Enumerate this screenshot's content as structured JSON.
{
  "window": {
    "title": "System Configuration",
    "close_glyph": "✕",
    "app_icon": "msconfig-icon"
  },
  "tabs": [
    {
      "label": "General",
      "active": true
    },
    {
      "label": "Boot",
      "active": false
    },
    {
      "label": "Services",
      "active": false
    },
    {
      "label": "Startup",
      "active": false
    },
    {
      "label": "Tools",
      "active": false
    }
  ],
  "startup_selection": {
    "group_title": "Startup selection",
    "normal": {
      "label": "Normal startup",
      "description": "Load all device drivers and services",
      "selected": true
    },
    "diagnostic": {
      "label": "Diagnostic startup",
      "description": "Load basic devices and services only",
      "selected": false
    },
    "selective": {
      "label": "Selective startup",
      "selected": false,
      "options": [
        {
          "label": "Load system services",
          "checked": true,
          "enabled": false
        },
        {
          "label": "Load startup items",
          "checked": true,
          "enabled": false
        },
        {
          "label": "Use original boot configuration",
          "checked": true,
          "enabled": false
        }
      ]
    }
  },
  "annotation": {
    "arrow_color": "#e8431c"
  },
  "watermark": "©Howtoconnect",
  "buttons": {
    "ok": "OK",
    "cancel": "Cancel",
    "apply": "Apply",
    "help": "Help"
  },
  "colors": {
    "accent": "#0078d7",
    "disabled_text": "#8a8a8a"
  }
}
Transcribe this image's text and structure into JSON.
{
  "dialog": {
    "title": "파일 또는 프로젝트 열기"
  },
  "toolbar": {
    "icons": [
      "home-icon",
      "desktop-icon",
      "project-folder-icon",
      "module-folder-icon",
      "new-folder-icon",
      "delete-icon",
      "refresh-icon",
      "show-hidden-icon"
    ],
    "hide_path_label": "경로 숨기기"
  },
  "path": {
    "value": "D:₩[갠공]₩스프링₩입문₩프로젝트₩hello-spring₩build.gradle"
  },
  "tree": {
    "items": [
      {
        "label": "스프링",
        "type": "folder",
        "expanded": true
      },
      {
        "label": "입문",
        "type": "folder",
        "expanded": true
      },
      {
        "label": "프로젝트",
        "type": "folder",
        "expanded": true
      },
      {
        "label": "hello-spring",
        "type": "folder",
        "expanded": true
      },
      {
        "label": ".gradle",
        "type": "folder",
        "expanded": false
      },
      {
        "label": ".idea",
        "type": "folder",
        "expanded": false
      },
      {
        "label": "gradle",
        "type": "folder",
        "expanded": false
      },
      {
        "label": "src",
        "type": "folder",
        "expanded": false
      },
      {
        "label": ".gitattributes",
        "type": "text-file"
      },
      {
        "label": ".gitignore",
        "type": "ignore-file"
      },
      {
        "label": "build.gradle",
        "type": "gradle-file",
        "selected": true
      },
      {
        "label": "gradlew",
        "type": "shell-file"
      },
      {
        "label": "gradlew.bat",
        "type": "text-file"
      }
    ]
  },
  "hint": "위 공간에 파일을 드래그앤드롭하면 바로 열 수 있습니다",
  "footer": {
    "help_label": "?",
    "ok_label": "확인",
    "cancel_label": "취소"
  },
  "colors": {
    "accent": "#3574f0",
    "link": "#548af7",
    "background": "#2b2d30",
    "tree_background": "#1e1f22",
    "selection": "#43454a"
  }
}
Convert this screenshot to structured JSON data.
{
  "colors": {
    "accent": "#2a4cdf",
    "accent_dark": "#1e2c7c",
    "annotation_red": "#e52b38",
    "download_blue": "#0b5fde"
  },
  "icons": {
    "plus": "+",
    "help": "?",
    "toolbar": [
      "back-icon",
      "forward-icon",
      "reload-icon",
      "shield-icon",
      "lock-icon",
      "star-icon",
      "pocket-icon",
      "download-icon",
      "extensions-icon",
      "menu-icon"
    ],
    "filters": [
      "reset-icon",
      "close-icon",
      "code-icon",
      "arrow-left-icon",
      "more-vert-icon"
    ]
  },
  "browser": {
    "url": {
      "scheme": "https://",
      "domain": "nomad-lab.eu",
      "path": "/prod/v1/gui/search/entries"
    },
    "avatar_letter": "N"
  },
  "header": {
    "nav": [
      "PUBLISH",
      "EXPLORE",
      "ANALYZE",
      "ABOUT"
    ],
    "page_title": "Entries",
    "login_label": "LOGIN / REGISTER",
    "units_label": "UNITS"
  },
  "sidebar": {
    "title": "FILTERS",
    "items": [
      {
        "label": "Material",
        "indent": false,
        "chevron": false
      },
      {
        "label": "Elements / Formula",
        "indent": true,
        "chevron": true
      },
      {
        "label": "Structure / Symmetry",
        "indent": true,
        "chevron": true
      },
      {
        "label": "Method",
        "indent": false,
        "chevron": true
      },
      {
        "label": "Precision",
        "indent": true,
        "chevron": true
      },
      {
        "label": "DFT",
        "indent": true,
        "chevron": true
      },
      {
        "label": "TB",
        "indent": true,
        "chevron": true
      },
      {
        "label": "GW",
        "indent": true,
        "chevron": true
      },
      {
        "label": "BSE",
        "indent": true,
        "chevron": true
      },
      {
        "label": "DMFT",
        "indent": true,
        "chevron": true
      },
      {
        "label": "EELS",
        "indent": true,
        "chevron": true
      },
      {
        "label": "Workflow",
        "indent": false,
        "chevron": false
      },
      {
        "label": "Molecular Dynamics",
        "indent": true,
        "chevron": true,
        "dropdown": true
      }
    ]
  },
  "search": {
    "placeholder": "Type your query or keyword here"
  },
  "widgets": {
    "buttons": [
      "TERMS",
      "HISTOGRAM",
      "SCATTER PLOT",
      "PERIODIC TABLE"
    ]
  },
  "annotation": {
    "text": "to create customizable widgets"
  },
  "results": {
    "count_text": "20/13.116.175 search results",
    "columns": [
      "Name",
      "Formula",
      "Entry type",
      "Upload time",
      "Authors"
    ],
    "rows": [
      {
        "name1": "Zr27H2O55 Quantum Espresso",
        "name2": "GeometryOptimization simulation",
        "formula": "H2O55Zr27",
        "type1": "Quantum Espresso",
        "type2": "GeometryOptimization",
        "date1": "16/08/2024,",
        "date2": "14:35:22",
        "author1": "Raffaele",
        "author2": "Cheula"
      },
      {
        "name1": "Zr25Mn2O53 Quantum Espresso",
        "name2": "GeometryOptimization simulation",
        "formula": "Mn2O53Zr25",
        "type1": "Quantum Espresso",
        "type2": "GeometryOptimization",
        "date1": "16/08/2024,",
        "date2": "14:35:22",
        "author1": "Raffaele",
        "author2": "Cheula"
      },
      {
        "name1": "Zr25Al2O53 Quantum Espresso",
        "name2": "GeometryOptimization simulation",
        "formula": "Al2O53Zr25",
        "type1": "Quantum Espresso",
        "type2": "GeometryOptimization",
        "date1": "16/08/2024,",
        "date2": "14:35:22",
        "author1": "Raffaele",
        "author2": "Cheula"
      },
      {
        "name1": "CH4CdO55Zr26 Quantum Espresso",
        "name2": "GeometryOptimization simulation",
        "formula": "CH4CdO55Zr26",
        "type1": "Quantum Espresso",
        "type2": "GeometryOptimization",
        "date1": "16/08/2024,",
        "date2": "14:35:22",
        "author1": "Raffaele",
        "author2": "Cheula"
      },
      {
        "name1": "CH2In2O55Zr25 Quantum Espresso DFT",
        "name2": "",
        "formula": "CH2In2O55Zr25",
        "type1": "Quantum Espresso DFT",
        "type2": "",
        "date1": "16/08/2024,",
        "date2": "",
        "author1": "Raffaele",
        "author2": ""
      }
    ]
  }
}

· · ·

**Stated problem**
Select every line in the records above that contains the word "JSON".

**Reply**
Enumerate this screenshot's content as structured JSON.
Transcribe this image's text and structure into JSON.
Convert this screenshot to structured JSON data.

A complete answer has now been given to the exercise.